Dataset items »
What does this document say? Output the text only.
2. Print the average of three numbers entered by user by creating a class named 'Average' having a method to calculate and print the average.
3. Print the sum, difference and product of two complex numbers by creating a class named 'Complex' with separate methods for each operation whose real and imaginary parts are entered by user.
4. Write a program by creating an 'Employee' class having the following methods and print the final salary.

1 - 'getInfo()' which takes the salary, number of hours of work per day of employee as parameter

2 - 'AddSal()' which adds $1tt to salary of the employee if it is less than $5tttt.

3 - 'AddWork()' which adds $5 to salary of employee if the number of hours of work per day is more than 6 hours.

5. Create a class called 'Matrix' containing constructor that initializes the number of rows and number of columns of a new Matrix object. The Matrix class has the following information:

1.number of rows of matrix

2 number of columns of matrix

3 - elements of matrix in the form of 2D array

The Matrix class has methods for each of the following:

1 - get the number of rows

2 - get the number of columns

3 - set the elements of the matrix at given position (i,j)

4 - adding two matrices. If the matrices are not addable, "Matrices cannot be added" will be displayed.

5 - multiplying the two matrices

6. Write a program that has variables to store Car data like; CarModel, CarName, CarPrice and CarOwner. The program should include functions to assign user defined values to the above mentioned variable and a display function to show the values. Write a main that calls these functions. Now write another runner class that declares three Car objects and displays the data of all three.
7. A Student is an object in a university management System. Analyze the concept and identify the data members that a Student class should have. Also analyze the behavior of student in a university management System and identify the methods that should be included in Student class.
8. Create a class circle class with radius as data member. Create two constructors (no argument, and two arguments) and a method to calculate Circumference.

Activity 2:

Aim »
Your task is to quote the listing above word for word.

Right answer »
What does this document say? Output the text only.
2. Print the average of three numbers entered by user by creating a class named 'Average' having a method to calculate and print the average.
3. Print the sum, difference and product of two complex numbers by creating a class named 'Complex' with separate methods for each operation whose real and imaginary parts are entered by user.
4. Write a program by creating an 'Employee' class having the following methods and print the final salary.

1 - 'getInfo()' which takes the salary, number of hours of work per day of employee as parameter

2 - 'AddSal()' which adds $1tt to salary of the employee if it is less than $5tttt.

3 - 'AddWork()' which adds $5 to salary of employee if the number of hours of work per day is more than 6 hours.

5. Create a class called 'Matrix' containing constructor that initializes the number of rows and number of columns of a new Matrix object. The Matrix class has the following information:

1.number of rows of matrix

2 number of columns of matrix

3 - elements of matrix in the form of 2D array

The Matrix class has methods for each of the following:

1 - get the number of rows

2 - get the number of columns

3 - set the elements of the matrix at given position (i,j)

4 - adding two matrices. If the matrices are not addable, "Matrices cannot be added" will be displayed.

5 - multiplying the two matrices

6. Write a program that has variables to store Car data like; CarModel, CarName, CarPrice and CarOwner. The program should include functions to assign user defined values to the above mentioned variable and a display function to show the values. Write a main that calls these functions. Now write another runner class that declares three Car objects and displays the data of all three.
7. A Student is an object in a university management System. Analyze the concept and identify the data members that a Student class should have. Also analyze the behavior of student in a university management System and identify the methods that should be included in Student class.
8. Create a class circle class with radius as data member. Create two constructors (no argument, and two arguments) and a method to calculate Circumference.

Activity 2:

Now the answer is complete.